*Objective*
From the listing below, select every line where the word "left" appears.

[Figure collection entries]
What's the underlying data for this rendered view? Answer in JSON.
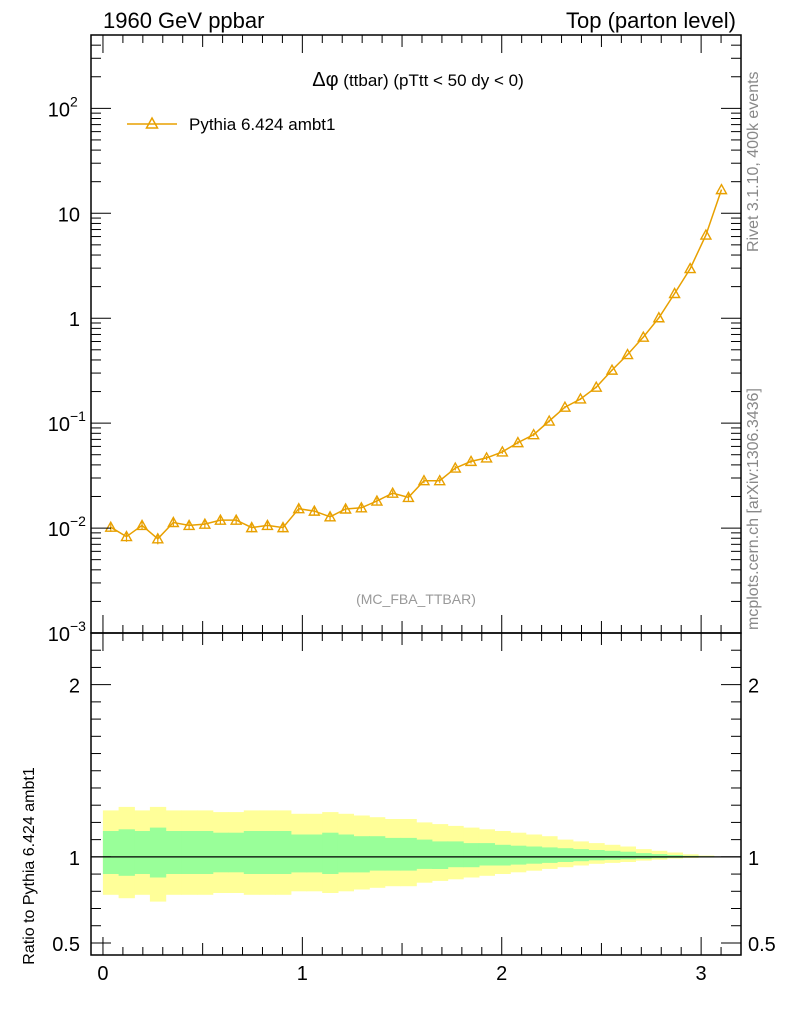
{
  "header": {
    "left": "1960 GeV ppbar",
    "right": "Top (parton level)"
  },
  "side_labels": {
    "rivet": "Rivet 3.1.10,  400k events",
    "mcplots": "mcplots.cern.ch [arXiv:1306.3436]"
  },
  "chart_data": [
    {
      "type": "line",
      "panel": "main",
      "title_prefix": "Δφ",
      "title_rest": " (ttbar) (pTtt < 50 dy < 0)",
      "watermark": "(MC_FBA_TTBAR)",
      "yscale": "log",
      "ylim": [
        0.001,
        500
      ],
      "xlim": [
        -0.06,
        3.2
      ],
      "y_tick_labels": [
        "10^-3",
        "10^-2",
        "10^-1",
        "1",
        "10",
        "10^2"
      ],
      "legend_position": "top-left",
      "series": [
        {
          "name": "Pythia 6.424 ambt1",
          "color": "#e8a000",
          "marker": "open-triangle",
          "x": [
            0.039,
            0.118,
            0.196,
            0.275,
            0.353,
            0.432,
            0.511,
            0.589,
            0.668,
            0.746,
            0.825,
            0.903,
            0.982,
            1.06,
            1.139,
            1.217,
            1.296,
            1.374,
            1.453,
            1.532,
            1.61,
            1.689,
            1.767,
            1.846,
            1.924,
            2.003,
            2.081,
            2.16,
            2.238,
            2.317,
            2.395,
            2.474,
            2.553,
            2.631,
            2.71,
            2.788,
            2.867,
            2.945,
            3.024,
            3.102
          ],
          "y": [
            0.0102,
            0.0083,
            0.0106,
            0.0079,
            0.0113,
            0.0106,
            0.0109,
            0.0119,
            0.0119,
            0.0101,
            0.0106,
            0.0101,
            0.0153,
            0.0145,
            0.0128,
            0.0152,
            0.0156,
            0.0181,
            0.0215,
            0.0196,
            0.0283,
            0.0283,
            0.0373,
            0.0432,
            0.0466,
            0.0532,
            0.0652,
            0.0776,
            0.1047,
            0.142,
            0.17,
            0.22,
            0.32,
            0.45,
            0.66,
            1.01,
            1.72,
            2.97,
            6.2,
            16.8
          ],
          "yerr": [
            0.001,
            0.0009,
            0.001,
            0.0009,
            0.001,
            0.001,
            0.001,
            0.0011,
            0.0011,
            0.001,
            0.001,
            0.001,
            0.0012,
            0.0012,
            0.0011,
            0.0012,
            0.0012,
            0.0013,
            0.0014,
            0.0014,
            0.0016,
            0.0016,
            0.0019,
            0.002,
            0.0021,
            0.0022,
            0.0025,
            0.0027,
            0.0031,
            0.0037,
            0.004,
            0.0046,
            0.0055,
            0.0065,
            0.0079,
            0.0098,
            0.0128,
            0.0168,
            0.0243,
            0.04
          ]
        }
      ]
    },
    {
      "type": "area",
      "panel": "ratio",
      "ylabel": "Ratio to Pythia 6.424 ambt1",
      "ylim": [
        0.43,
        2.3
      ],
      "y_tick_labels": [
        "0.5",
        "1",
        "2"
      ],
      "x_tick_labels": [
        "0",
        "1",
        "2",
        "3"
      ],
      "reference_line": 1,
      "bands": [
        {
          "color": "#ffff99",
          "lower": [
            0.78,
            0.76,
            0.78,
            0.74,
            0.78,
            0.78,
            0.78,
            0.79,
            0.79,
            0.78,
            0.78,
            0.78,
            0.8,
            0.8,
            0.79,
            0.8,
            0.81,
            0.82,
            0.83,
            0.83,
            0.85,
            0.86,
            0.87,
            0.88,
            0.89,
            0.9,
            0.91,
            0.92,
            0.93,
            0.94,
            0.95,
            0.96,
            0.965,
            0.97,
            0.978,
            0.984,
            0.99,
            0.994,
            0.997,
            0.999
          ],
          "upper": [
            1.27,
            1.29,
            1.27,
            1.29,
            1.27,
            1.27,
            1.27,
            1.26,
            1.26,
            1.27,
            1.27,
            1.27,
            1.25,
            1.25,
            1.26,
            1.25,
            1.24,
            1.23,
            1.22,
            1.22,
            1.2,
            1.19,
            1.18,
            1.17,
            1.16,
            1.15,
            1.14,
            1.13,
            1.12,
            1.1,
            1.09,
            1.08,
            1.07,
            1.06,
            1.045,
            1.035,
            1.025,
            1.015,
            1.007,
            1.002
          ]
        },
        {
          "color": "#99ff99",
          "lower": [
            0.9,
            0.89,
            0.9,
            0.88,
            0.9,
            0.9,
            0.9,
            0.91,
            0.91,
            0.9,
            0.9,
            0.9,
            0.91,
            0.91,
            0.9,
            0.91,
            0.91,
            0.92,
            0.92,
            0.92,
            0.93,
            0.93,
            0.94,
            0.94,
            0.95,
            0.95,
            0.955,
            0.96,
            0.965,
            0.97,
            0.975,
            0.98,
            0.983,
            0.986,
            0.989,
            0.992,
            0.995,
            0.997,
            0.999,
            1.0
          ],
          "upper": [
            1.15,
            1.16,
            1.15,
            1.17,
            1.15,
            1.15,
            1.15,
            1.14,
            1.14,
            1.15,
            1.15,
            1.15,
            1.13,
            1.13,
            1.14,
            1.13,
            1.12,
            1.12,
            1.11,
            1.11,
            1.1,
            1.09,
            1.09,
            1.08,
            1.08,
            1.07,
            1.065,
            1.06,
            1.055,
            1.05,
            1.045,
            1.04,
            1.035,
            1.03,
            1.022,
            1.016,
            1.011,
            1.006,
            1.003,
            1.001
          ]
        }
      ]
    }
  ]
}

* * *

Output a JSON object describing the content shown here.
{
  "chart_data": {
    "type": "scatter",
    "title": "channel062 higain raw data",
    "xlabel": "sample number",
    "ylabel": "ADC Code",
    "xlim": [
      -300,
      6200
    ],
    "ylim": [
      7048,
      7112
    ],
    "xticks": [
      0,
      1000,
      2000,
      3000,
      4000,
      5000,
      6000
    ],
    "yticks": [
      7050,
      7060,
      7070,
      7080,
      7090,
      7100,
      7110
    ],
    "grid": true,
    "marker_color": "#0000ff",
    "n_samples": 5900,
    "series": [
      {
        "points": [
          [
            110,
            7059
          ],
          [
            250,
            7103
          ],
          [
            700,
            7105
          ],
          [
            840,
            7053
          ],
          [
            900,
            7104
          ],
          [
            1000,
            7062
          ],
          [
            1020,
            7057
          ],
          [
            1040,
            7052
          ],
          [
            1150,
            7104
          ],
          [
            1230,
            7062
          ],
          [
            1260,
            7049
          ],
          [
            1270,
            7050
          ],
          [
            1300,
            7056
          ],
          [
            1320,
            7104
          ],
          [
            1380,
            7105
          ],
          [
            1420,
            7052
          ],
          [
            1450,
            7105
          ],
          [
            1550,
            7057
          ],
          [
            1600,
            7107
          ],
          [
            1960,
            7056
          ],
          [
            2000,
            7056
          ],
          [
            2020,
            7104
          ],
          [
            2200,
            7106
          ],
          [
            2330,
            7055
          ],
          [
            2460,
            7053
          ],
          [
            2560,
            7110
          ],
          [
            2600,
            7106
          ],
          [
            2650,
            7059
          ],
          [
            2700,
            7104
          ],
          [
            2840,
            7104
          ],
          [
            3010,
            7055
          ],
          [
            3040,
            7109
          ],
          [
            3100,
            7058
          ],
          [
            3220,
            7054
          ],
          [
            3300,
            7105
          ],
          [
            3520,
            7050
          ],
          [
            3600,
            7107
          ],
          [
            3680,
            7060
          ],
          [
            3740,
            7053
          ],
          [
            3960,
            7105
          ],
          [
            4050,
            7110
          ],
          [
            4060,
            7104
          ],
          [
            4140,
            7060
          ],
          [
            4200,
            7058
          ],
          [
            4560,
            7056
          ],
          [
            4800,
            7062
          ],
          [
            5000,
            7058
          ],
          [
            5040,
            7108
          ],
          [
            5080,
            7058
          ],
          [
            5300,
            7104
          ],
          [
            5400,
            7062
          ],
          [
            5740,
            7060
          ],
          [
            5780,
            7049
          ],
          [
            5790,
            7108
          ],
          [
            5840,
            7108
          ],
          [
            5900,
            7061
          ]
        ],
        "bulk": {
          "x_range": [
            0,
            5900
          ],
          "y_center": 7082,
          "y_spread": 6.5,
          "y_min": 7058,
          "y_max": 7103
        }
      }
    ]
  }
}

*Answer to this exercise*
    "left": "1960 GeV ppbar",
      "legend_position": "top-left",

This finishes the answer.